··· DATASET ROWS

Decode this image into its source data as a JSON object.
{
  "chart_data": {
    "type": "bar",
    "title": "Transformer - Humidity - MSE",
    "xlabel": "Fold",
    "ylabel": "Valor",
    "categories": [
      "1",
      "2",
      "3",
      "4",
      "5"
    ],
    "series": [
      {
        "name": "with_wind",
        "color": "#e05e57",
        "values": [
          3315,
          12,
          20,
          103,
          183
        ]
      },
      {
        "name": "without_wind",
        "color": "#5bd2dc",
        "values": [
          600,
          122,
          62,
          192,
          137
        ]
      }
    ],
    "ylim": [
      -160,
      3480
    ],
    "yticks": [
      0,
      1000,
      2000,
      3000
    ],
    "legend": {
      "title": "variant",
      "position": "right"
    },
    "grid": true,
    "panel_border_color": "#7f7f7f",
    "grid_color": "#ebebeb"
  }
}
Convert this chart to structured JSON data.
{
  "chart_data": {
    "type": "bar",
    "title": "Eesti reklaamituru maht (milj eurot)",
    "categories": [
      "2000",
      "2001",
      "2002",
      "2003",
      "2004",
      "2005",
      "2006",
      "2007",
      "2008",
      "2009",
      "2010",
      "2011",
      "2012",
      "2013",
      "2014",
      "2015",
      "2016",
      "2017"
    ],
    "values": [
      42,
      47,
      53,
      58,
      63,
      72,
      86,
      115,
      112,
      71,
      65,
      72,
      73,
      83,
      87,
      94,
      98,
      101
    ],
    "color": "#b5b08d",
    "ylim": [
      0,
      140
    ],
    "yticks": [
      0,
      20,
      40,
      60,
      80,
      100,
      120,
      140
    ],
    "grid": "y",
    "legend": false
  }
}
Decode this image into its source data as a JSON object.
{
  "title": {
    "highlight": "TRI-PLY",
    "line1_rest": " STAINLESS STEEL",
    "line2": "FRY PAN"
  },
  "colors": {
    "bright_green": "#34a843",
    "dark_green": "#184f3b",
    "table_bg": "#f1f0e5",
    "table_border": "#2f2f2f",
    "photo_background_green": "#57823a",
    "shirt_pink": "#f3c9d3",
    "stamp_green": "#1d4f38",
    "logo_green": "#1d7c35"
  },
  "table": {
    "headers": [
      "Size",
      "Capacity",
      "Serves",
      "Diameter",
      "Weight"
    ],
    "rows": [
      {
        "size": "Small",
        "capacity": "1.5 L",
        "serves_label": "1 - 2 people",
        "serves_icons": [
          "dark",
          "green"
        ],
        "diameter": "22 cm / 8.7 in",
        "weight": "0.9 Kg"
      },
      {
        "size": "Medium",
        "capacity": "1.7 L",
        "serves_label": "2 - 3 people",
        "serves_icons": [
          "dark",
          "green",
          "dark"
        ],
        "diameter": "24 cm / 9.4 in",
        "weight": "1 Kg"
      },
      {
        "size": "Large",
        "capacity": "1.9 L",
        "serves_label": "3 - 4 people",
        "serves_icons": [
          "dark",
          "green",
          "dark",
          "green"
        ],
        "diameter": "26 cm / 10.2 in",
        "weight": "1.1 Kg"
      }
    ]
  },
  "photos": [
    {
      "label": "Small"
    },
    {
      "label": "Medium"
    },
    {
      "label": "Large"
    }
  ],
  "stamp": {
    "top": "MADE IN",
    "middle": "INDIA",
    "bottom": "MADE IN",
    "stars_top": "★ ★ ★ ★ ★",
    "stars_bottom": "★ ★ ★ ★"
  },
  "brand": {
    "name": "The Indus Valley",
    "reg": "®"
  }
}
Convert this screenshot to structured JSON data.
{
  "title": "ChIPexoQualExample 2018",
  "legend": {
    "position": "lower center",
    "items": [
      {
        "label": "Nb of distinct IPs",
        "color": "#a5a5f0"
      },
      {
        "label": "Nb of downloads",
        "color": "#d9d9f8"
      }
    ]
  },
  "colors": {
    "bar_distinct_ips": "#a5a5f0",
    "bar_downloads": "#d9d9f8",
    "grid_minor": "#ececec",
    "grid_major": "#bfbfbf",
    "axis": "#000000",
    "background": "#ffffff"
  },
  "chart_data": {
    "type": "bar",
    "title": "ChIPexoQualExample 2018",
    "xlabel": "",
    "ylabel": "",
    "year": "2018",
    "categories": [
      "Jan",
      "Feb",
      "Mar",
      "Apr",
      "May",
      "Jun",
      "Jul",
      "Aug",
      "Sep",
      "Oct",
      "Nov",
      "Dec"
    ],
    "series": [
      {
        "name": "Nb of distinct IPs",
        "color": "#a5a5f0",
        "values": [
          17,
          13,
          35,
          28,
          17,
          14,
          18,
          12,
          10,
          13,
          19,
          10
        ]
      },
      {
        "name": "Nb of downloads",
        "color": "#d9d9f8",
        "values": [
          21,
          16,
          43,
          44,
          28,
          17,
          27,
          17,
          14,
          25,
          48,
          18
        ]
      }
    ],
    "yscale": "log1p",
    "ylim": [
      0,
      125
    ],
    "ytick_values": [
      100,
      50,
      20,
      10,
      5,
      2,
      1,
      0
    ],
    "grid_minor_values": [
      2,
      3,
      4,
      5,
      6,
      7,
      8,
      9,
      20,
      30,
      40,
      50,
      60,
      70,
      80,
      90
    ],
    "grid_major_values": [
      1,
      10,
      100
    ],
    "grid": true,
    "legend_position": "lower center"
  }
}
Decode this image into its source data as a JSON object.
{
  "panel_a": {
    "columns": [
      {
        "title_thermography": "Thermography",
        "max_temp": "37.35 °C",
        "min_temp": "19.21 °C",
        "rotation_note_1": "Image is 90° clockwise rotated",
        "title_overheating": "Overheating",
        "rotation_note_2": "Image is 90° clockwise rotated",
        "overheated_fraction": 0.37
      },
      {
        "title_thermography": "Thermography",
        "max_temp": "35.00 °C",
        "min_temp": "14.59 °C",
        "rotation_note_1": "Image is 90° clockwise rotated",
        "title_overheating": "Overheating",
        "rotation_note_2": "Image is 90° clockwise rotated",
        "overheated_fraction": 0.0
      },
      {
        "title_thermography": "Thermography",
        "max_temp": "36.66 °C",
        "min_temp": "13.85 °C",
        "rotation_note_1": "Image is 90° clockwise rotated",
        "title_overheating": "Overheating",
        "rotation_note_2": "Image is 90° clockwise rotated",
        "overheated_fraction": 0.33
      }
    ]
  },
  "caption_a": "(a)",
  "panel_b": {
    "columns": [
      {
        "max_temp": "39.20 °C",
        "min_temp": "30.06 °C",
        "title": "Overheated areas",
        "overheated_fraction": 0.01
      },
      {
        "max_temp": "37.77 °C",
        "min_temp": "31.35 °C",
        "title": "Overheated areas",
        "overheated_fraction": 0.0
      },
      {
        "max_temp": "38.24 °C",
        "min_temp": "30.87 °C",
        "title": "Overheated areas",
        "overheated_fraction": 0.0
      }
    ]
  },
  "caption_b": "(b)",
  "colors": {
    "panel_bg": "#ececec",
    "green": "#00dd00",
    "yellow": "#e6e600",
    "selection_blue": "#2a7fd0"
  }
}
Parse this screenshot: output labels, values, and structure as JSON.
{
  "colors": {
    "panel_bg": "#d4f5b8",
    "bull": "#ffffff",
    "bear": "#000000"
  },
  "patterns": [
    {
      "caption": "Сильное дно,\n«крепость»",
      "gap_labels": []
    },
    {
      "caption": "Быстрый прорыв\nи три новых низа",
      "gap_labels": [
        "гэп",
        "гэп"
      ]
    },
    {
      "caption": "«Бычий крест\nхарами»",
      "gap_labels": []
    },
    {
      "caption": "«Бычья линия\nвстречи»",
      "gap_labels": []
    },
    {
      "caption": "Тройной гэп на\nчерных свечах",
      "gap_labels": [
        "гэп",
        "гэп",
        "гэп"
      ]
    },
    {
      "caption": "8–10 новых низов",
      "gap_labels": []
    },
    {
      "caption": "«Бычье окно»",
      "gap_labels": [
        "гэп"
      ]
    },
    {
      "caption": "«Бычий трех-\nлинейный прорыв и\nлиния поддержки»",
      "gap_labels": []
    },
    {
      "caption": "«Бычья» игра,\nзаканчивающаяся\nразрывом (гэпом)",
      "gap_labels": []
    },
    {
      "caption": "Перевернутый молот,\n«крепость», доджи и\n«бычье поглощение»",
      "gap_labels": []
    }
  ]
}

······

[OBJECTIVE]: Read through the lines above and collect those that contain the string "прорыв".

[RESPONSE BELOW]:
      "caption": "Быстрый прорыв\nи три новых низа",
      "caption": "«Бычий трех-\nлинейный прорыв и\nлиния поддержки»",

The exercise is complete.